Write the records below out in full, character for character, with no pictures.
........
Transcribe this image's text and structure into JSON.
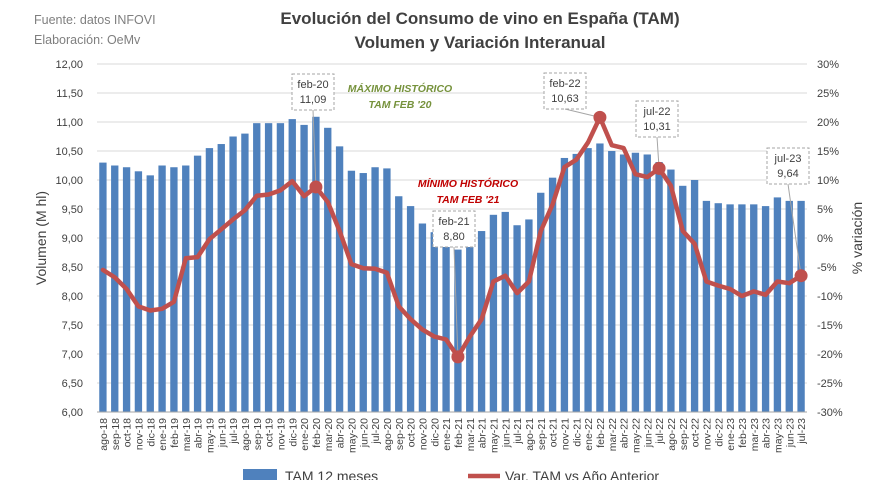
{
  "source_note": "Fuente: datos INFOVI",
  "elaboration_note": "Elaboración: OeMv",
  "chart_data": {
    "type": "bar",
    "title": "Evolución del Consumo de vino en España (TAM)",
    "subtitle": "Volumen y Variación Interanual",
    "ylabel": "Volumen (M hl)",
    "y2label": "% variación",
    "ylim": [
      6.0,
      12.0
    ],
    "y2lim": [
      -30,
      30
    ],
    "y_ticks": [
      "6,00",
      "6,50",
      "7,00",
      "7,50",
      "8,00",
      "8,50",
      "9,00",
      "9,50",
      "10,00",
      "10,50",
      "11,00",
      "11,50",
      "12,00"
    ],
    "y2_ticks": [
      "-30%",
      "-25%",
      "-20%",
      "-15%",
      "-10%",
      "-5%",
      "0%",
      "5%",
      "10%",
      "15%",
      "20%",
      "25%",
      "30%"
    ],
    "categories": [
      "ago-18",
      "sep-18",
      "oct-18",
      "nov-18",
      "dic-18",
      "ene-19",
      "feb-19",
      "mar-19",
      "abr-19",
      "may-19",
      "jun-19",
      "jul-19",
      "ago-19",
      "sep-19",
      "oct-19",
      "nov-19",
      "dic-19",
      "ene-20",
      "feb-20",
      "mar-20",
      "abr-20",
      "may-20",
      "jun-20",
      "jul-20",
      "ago-20",
      "sep-20",
      "oct-20",
      "nov-20",
      "dic-20",
      "ene-21",
      "feb-21",
      "mar-21",
      "abr-21",
      "may-21",
      "jun-21",
      "jul-21",
      "ago-21",
      "sep-21",
      "oct-21",
      "nov-21",
      "dic-21",
      "ene-22",
      "feb-22",
      "mar-22",
      "abr-22",
      "may-22",
      "jun-22",
      "jul-22",
      "ago-22",
      "sep-22",
      "oct-22",
      "nov-22",
      "dic-22",
      "ene-23",
      "feb-23",
      "mar-23",
      "abr-23",
      "may-23",
      "jun-23",
      "jul-23"
    ],
    "series": [
      {
        "name": "TAM 12 meses",
        "kind": "bar",
        "axis": "left",
        "color": "#4f81bd",
        "values": [
          10.3,
          10.25,
          10.22,
          10.15,
          10.08,
          10.25,
          10.22,
          10.25,
          10.42,
          10.55,
          10.62,
          10.75,
          10.8,
          10.98,
          10.98,
          10.98,
          11.05,
          10.95,
          11.09,
          10.9,
          10.58,
          10.16,
          10.12,
          10.22,
          10.2,
          9.72,
          9.55,
          9.25,
          9.1,
          9.0,
          8.8,
          8.9,
          9.12,
          9.4,
          9.45,
          9.22,
          9.32,
          9.78,
          10.04,
          10.38,
          10.45,
          10.55,
          10.63,
          10.5,
          10.44,
          10.47,
          10.44,
          10.31,
          10.18,
          9.9,
          10.0,
          9.64,
          9.6,
          9.58,
          9.58,
          9.58,
          9.55,
          9.7,
          9.64,
          9.64
        ]
      },
      {
        "name": "Var. TAM vs Año Anterior",
        "kind": "line",
        "axis": "right",
        "color": "#c0504d",
        "values": [
          -5.5,
          -6.8,
          -8.8,
          -11.8,
          -12.5,
          -12.2,
          -11.0,
          -3.5,
          -3.3,
          -0.2,
          1.5,
          3.2,
          4.8,
          7.3,
          7.5,
          8.2,
          9.8,
          7.2,
          8.8,
          6.2,
          1.2,
          -4.5,
          -5.2,
          -5.3,
          -6.0,
          -11.8,
          -14.0,
          -15.8,
          -17.0,
          -17.5,
          -20.5,
          -17.0,
          -14.0,
          -7.5,
          -6.5,
          -9.5,
          -7.5,
          1.2,
          5.8,
          12.2,
          13.5,
          16.5,
          20.8,
          16.0,
          15.5,
          11.0,
          10.5,
          12.0,
          9.0,
          1.2,
          -1.0,
          -7.5,
          -8.2,
          -8.8,
          -10.0,
          -9.2,
          -9.8,
          -7.5,
          -7.8,
          -6.5
        ]
      }
    ],
    "callouts": [
      {
        "category": "feb-20",
        "month": "feb-20",
        "value": "11,09"
      },
      {
        "category": "feb-21",
        "month": "feb-21",
        "value": "8,80"
      },
      {
        "category": "feb-22",
        "month": "feb-22",
        "value": "10,63"
      },
      {
        "category": "jul-22",
        "month": "jul-22",
        "value": "10,31"
      },
      {
        "category": "jul-23",
        "month": "jul-23",
        "value": "9,64"
      }
    ],
    "annotations": [
      {
        "line1": "MÁXIMO HISTÓRICO",
        "line2": "TAM FEB '20",
        "color": "#76923c"
      },
      {
        "line1": "MÍNIMO HISTÓRICO",
        "line2": "TAM FEB '21",
        "color": "#c00000"
      }
    ],
    "legend": {
      "position": "bottom",
      "entries": [
        "TAM 12 meses",
        "Var. TAM vs Año Anterior"
      ]
    }
  }
}
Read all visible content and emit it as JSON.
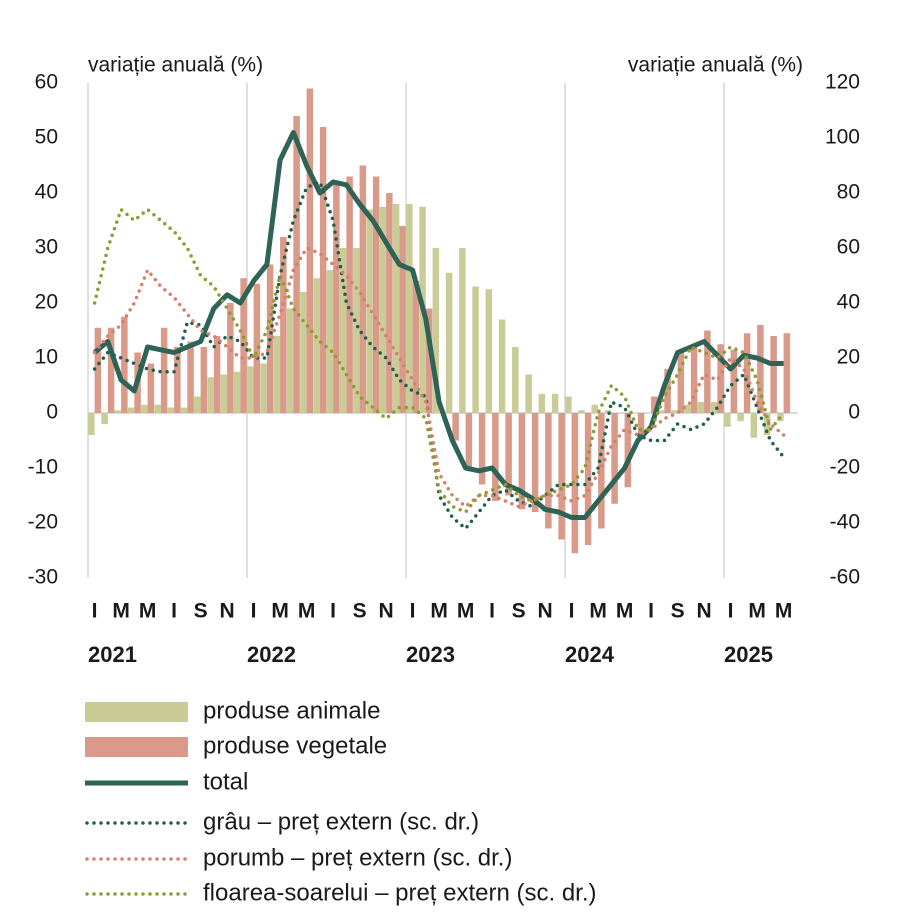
........
--- EXERCISE RESPONSE ---
Transcribe this image's text and structure into JSON.
{
  "source_note": "Fuente: datos INFOVI",
  "elaboration_note": "Elaboración: OeMv",
  "chart_data": {
    "type": "bar",
    "title": "Evolución del Consumo de vino en España (TAM)",
    "subtitle": "Volumen y Variación Interanual",
    "ylabel": "Volumen (M hl)",
    "y2label": "% variación",
    "ylim": [
      6.0,
      12.0
    ],
    "y2lim": [
      -30,
      30
    ],
    "y_ticks": [
      "6,00",
      "6,50",
      "7,00",
      "7,50",
      "8,00",
      "8,50",
      "9,00",
      "9,50",
      "10,00",
      "10,50",
      "11,00",
      "11,50",
      "12,00"
    ],
    "y2_ticks": [
      "-30%",
      "-25%",
      "-20%",
      "-15%",
      "-10%",
      "-5%",
      "0%",
      "5%",
      "10%",
      "15%",
      "20%",
      "25%",
      "30%"
    ],
    "categories": [
      "ago-18",
      "sep-18",
      "oct-18",
      "nov-18",
      "dic-18",
      "ene-19",
      "feb-19",
      "mar-19",
      "abr-19",
      "may-19",
      "jun-19",
      "jul-19",
      "ago-19",
      "sep-19",
      "oct-19",
      "nov-19",
      "dic-19",
      "ene-20",
      "feb-20",
      "mar-20",
      "abr-20",
      "may-20",
      "jun-20",
      "jul-20",
      "ago-20",
      "sep-20",
      "oct-20",
      "nov-20",
      "dic-20",
      "ene-21",
      "feb-21",
      "mar-21",
      "abr-21",
      "may-21",
      "jun-21",
      "jul-21",
      "ago-21",
      "sep-21",
      "oct-21",
      "nov-21",
      "dic-21",
      "ene-22",
      "feb-22",
      "mar-22",
      "abr-22",
      "may-22",
      "jun-22",
      "jul-22",
      "ago-22",
      "sep-22",
      "oct-22",
      "nov-22",
      "dic-22",
      "ene-23",
      "feb-23",
      "mar-23",
      "abr-23",
      "may-23",
      "jun-23",
      "jul-23"
    ],
    "series": [
      {
        "name": "TAM 12 meses",
        "kind": "bar",
        "axis": "left",
        "color": "#4f81bd",
        "values": [
          10.3,
          10.25,
          10.22,
          10.15,
          10.08,
          10.25,
          10.22,
          10.25,
          10.42,
          10.55,
          10.62,
          10.75,
          10.8,
          10.98,
          10.98,
          10.98,
          11.05,
          10.95,
          11.09,
          10.9,
          10.58,
          10.16,
          10.12,
          10.22,
          10.2,
          9.72,
          9.55,
          9.25,
          9.1,
          9.0,
          8.8,
          8.9,
          9.12,
          9.4,
          9.45,
          9.22,
          9.32,
          9.78,
          10.04,
          10.38,
          10.45,
          10.55,
          10.63,
          10.5,
          10.44,
          10.47,
          10.44,
          10.31,
          10.18,
          9.9,
          10.0,
          9.64,
          9.6,
          9.58,
          9.58,
          9.58,
          9.55,
          9.7,
          9.64,
          9.64
        ]
      },
      {
        "name": "Var. TAM vs Año Anterior",
        "kind": "line",
        "axis": "right",
        "color": "#c0504d",
        "values": [
          -5.5,
          -6.8,
          -8.8,
          -11.8,
          -12.5,
          -12.2,
          -11.0,
          -3.5,
          -3.3,
          -0.2,
          1.5,
          3.2,
          4.8,
          7.3,
          7.5,
          8.2,
          9.8,
          7.2,
          8.8,
          6.2,
          1.2,
          -4.5,
          -5.2,
          -5.3,
          -6.0,
          -11.8,
          -14.0,
          -15.8,
          -17.0,
          -17.5,
          -20.5,
          -17.0,
          -14.0,
          -7.5,
          -6.5,
          -9.5,
          -7.5,
          1.2,
          5.8,
          12.2,
          13.5,
          16.5,
          20.8,
          16.0,
          15.5,
          11.0,
          10.5,
          12.0,
          9.0,
          1.2,
          -1.0,
          -7.5,
          -8.2,
          -8.8,
          -10.0,
          -9.2,
          -9.8,
          -7.5,
          -7.8,
          -6.5
        ]
      }
    ],
    "callouts": [
      {
        "category": "feb-20",
        "month": "feb-20",
        "value": "11,09"
      },
      {
        "category": "feb-21",
        "month": "feb-21",
        "value": "8,80"
      },
      {
        "category": "feb-22",
        "month": "feb-22",
        "value": "10,63"
      },
      {
        "category": "jul-22",
        "month": "jul-22",
        "value": "10,31"
      },
      {
        "category": "jul-23",
        "month": "jul-23",
        "value": "9,64"
      }
    ],
    "annotations": [
      {
        "line1": "MÁXIMO HISTÓRICO",
        "line2": "TAM FEB '20",
        "color": "#76923c"
      },
      {
        "line1": "MÍNIMO HISTÓRICO",
        "line2": "TAM FEB '21",
        "color": "#c00000"
      }
    ],
    "legend": {
      "position": "bottom",
      "entries": [
        "TAM 12 meses",
        "Var. TAM vs Año Anterior"
      ]
    }
  }
}
Read all visible content and emit it as JSON.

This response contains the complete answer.